[Records contained in a dataset]
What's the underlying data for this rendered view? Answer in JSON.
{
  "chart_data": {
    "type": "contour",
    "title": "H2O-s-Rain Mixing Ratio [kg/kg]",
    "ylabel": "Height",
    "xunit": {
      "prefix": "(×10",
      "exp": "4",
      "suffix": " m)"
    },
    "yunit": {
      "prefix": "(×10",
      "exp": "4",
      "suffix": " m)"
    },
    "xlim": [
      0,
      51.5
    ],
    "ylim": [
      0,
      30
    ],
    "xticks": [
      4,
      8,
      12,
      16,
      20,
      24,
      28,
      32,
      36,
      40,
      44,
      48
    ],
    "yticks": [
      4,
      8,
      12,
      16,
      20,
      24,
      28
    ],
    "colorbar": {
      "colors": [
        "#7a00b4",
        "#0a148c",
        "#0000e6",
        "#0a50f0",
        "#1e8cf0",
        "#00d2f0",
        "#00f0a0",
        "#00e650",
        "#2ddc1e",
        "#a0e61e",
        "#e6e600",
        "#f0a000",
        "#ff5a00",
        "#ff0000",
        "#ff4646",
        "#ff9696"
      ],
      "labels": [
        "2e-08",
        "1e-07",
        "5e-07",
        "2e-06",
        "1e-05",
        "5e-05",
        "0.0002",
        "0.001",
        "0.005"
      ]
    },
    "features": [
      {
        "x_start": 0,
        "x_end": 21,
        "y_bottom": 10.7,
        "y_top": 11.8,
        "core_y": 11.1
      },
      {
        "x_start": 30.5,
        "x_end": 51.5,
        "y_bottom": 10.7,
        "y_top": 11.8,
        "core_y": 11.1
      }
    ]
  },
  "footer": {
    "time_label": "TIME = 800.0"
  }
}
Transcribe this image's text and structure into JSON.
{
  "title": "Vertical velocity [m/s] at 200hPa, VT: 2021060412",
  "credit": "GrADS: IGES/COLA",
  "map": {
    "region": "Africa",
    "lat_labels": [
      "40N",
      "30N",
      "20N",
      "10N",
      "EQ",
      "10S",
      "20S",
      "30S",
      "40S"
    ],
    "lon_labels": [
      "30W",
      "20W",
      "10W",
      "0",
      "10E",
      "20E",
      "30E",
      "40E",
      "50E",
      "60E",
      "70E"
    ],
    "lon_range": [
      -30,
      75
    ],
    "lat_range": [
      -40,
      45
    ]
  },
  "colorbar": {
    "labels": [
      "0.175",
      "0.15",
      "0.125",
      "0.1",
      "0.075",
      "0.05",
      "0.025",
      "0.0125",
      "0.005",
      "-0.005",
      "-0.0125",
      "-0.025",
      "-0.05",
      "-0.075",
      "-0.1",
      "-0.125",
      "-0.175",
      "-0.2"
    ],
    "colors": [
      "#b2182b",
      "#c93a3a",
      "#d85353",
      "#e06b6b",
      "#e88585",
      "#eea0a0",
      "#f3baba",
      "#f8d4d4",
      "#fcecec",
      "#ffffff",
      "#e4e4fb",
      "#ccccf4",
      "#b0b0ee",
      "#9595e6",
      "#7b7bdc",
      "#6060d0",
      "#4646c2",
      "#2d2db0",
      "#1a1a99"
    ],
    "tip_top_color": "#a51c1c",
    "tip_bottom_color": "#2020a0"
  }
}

REQUIREMENT: Each record above should be repeated exactly as it appears.

REPLY:
What's the underlying data for this rendered view? Answer in JSON.
{
  "chart_data": {
    "type": "contour",
    "title": "H2O-s-Rain Mixing Ratio [kg/kg]",
    "ylabel": "Height",
    "xunit": {
      "prefix": "(×10",
      "exp": "4",
      "suffix": " m)"
    },
    "yunit": {
      "prefix": "(×10",
      "exp": "4",
      "suffix": " m)"
    },
    "xlim": [
      0,
      51.5
    ],
    "ylim": [
      0,
      30
    ],
    "xticks": [
      4,
      8,
      12,
      16,
      20,
      24,
      28,
      32,
      36,
      40,
      44,
      48
    ],
    "yticks": [
      4,
      8,
      12,
      16,
      20,
      24,
      28
    ],
    "colorbar": {
      "colors": [
        "#7a00b4",
        "#0a148c",
        "#0000e6",
        "#0a50f0",
        "#1e8cf0",
        "#00d2f0",
        "#00f0a0",
        "#00e650",
        "#2ddc1e",
        "#a0e61e",
        "#e6e600",
        "#f0a000",
        "#ff5a00",
        "#ff0000",
        "#ff4646",
        "#ff9696"
      ],
      "labels": [
        "2e-08",
        "1e-07",
        "5e-07",
        "2e-06",
        "1e-05",
        "5e-05",
        "0.0002",
        "0.001",
        "0.005"
      ]
    },
    "features": [
      {
        "x_start": 0,
        "x_end": 21,
        "y_bottom": 10.7,
        "y_top": 11.8,
        "core_y": 11.1
      },
      {
        "x_start": 30.5,
        "x_end": 51.5,
        "y_bottom": 10.7,
        "y_top": 11.8,
        "core_y": 11.1
      }
    ]
  },
  "footer": {
    "time_label": "TIME = 800.0"
  }
}
Transcribe this image's text and structure into JSON.
{
  "title": "Vertical velocity [m/s] at 200hPa, VT: 2021060412",
  "credit": "GrADS: IGES/COLA",
  "map": {
    "region": "Africa",
    "lat_labels": [
      "40N",
      "30N",
      "20N",
      "10N",
      "EQ",
      "10S",
      "20S",
      "30S",
      "40S"
    ],
    "lon_labels": [
      "30W",
      "20W",
      "10W",
      "0",
      "10E",
      "20E",
      "30E",
      "40E",
      "50E",
      "60E",
      "70E"
    ],
    "lon_range": [
      -30,
      75
    ],
    "lat_range": [
      -40,
      45
    ]
  },
  "colorbar": {
    "labels": [
      "0.175",
      "0.15",
      "0.125",
      "0.1",
      "0.075",
      "0.05",
      "0.025",
      "0.0125",
      "0.005",
      "-0.005",
      "-0.0125",
      "-0.025",
      "-0.05",
      "-0.075",
      "-0.1",
      "-0.125",
      "-0.175",
      "-0.2"
    ],
    "colors": [
      "#b2182b",
      "#c93a3a",
      "#d85353",
      "#e06b6b",
      "#e88585",
      "#eea0a0",
      "#f3baba",
      "#f8d4d4",
      "#fcecec",
      "#ffffff",
      "#e4e4fb",
      "#ccccf4",
      "#b0b0ee",
      "#9595e6",
      "#7b7bdc",
      "#6060d0",
      "#4646c2",
      "#2d2db0",
      "#1a1a99"
    ],
    "tip_top_color": "#a51c1c",
    "tip_bottom_color": "#2020a0"
  }
}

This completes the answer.